◆ Required task ◆
Gather every line in the records below that contains the word "передплати".
---------- Records to process ----------
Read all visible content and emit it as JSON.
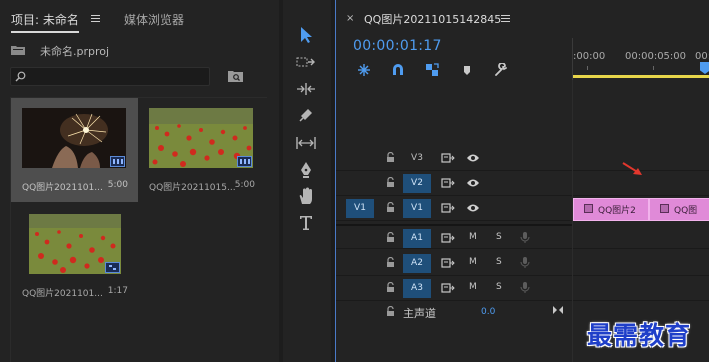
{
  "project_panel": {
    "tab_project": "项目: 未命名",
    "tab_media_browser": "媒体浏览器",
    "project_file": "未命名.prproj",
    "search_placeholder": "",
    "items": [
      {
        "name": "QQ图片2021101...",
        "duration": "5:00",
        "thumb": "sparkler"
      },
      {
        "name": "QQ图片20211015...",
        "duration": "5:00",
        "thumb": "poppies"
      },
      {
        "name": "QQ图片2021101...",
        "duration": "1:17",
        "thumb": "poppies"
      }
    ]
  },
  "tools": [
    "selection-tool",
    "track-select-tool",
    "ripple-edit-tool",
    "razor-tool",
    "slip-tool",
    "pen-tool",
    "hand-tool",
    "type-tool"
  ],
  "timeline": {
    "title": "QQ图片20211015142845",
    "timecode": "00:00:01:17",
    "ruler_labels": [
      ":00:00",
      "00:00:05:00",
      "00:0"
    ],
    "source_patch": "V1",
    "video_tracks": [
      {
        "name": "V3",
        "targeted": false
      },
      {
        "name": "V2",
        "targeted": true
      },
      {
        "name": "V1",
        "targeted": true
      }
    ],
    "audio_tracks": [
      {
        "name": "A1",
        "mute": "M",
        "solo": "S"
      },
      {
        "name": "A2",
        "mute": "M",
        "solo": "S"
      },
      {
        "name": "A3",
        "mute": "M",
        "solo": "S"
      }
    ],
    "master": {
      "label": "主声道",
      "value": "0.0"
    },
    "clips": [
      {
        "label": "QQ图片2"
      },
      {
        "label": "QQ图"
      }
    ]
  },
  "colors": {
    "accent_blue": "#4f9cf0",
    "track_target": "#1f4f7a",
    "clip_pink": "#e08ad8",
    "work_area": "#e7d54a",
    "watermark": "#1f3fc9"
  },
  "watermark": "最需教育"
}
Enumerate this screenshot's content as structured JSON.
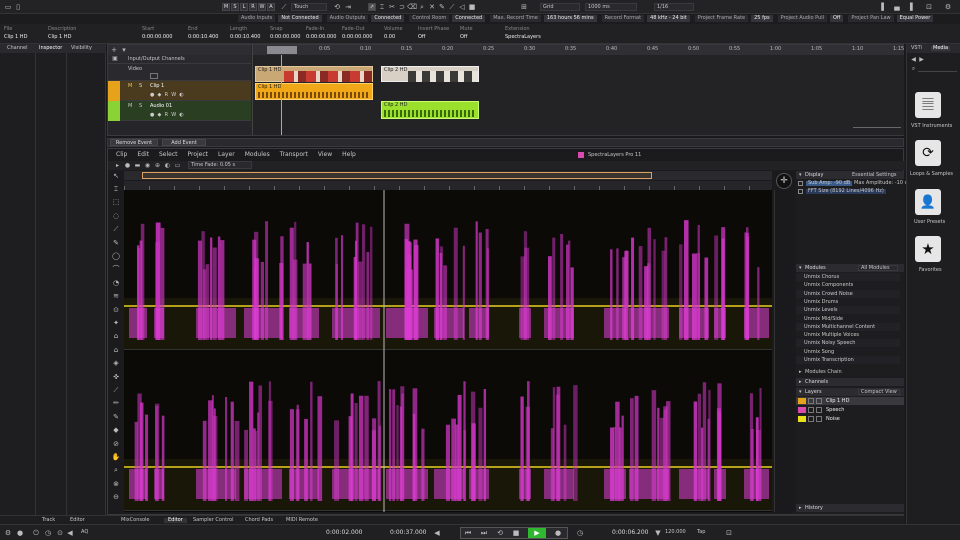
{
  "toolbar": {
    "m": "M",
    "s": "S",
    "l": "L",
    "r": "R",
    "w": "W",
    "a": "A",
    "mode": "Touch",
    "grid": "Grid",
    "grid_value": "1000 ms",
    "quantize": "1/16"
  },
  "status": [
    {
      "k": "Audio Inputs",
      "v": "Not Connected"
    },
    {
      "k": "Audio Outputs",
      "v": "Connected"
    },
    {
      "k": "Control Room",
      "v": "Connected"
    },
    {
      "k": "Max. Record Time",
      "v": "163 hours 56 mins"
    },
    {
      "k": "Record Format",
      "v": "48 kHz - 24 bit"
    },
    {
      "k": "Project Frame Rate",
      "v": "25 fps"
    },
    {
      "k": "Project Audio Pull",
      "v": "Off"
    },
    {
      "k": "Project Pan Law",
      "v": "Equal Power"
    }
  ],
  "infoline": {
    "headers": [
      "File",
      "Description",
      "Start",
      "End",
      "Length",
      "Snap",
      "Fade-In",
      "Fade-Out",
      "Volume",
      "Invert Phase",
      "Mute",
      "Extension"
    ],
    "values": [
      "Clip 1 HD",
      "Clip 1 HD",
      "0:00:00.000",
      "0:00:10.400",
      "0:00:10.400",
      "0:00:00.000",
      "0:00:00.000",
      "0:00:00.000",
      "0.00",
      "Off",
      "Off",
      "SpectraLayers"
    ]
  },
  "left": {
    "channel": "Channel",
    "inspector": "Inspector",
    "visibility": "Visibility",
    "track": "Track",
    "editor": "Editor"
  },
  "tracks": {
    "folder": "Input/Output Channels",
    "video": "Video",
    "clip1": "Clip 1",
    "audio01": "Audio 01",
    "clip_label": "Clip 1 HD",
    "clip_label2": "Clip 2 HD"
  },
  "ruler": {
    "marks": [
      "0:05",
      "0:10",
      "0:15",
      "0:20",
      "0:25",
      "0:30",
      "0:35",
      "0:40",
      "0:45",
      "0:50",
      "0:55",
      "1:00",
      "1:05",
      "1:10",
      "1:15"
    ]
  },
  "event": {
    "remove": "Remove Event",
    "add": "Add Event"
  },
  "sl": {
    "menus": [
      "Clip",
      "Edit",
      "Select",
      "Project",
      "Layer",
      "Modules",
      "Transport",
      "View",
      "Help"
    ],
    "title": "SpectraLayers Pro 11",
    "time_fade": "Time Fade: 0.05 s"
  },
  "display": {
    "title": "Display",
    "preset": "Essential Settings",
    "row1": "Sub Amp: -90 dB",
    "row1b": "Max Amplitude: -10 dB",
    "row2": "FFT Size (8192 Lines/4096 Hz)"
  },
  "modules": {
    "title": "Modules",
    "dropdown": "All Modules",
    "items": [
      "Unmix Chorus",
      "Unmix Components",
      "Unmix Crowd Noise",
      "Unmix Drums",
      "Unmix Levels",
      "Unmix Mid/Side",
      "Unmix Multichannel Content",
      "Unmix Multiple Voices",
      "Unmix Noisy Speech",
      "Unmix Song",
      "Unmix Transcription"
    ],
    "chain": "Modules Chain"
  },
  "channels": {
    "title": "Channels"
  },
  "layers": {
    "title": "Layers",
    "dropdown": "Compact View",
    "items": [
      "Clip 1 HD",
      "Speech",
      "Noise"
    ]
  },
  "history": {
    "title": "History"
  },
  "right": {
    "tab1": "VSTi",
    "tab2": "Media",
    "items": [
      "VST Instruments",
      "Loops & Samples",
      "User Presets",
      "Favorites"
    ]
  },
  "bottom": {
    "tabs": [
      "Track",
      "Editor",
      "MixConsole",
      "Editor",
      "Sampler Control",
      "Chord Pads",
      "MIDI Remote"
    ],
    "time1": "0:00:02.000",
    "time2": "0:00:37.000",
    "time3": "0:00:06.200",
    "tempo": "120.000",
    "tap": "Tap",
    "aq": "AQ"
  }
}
----------
---------- Records to process ----------
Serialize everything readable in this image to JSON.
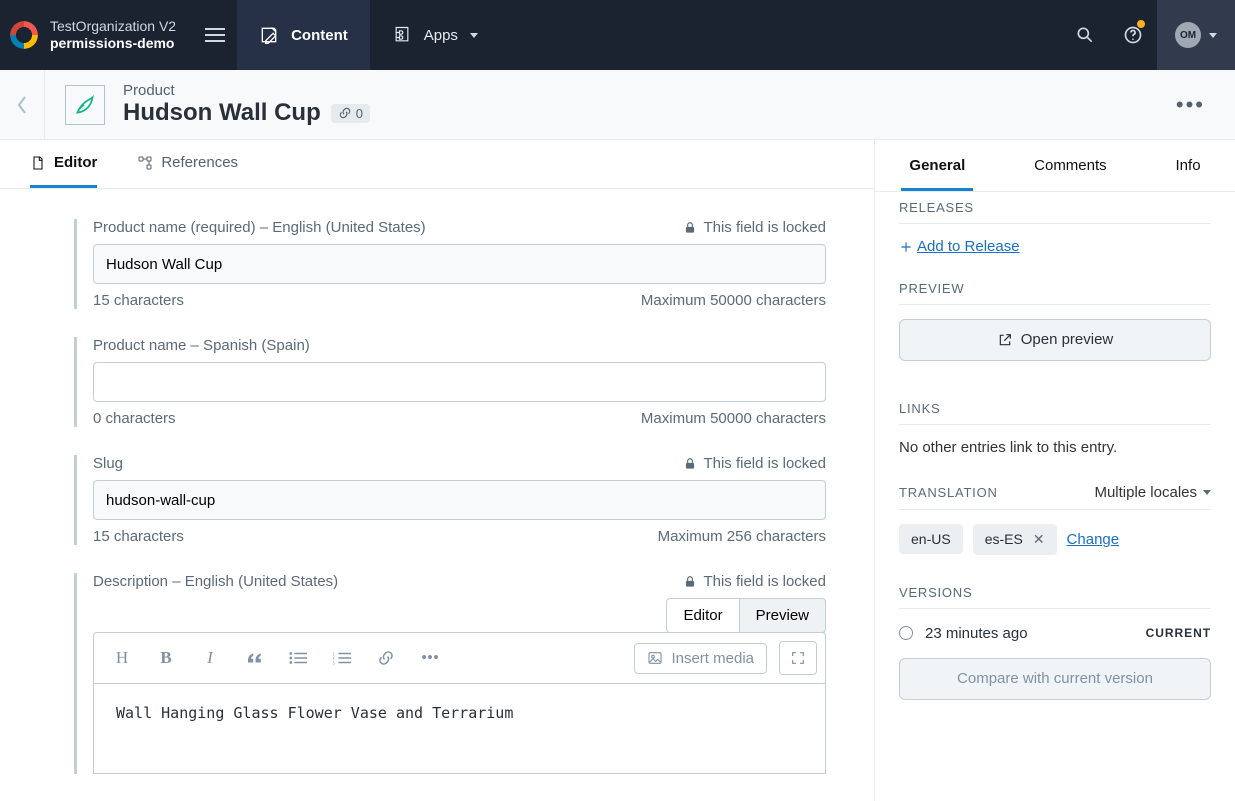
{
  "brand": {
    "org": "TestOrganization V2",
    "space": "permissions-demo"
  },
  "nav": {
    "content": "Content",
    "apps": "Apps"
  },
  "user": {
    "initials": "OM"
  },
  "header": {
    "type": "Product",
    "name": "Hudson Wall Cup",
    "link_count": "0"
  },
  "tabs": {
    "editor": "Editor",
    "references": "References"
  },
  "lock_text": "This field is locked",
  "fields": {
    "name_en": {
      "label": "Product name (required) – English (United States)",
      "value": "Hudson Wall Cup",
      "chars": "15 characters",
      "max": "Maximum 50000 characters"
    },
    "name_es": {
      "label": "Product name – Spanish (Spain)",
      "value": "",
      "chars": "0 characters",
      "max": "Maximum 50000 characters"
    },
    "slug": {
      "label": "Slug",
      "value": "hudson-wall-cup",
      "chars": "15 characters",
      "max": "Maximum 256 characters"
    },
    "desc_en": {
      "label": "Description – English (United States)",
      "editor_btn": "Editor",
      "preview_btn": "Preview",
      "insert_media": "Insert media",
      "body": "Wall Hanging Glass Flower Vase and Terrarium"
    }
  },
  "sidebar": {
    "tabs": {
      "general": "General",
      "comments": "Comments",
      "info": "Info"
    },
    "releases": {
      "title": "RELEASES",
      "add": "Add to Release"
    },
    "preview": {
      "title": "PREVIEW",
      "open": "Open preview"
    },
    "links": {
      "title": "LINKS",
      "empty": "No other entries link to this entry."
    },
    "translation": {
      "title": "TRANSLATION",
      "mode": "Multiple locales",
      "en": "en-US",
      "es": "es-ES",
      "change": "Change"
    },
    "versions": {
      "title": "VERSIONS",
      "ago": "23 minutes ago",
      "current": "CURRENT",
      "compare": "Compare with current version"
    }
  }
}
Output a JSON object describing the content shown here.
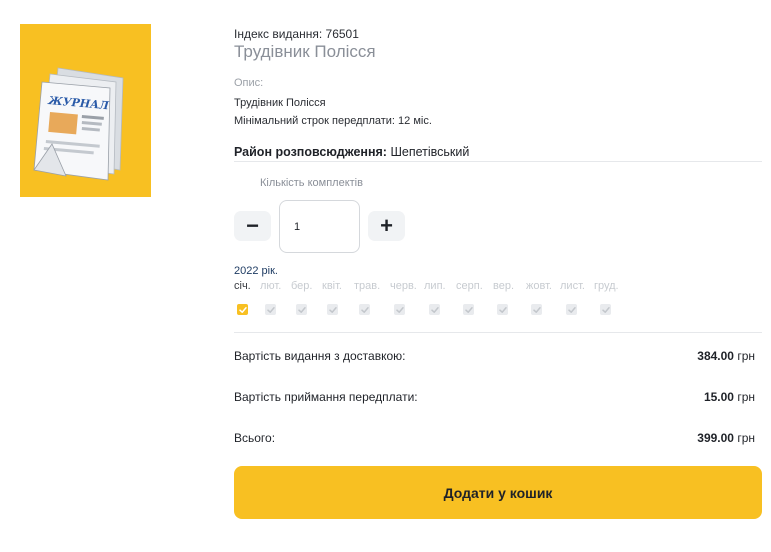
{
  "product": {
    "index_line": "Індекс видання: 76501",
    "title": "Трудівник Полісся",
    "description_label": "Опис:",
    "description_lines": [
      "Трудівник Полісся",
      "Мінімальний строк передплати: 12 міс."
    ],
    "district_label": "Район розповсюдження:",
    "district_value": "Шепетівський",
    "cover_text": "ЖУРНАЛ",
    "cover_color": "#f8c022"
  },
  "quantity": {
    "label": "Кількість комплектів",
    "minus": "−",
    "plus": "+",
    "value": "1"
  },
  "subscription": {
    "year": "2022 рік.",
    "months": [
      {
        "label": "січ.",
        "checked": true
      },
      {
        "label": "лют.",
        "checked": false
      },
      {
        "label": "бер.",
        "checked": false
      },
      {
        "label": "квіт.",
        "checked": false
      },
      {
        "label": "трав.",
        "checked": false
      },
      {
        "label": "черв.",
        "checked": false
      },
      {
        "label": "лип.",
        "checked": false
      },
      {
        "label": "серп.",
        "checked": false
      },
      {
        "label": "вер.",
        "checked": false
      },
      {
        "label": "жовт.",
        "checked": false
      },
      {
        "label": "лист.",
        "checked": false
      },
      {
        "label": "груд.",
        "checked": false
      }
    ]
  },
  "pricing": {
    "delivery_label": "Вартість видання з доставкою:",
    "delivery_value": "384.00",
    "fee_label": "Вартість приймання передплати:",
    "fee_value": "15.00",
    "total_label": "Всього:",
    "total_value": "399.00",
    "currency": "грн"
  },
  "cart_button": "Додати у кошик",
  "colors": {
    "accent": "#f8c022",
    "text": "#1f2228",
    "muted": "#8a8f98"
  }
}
----------
◆ The result ◆
      "Мінімальний строк передплати: 12 міс."
    "fee_label": "Вартість приймання передплати:",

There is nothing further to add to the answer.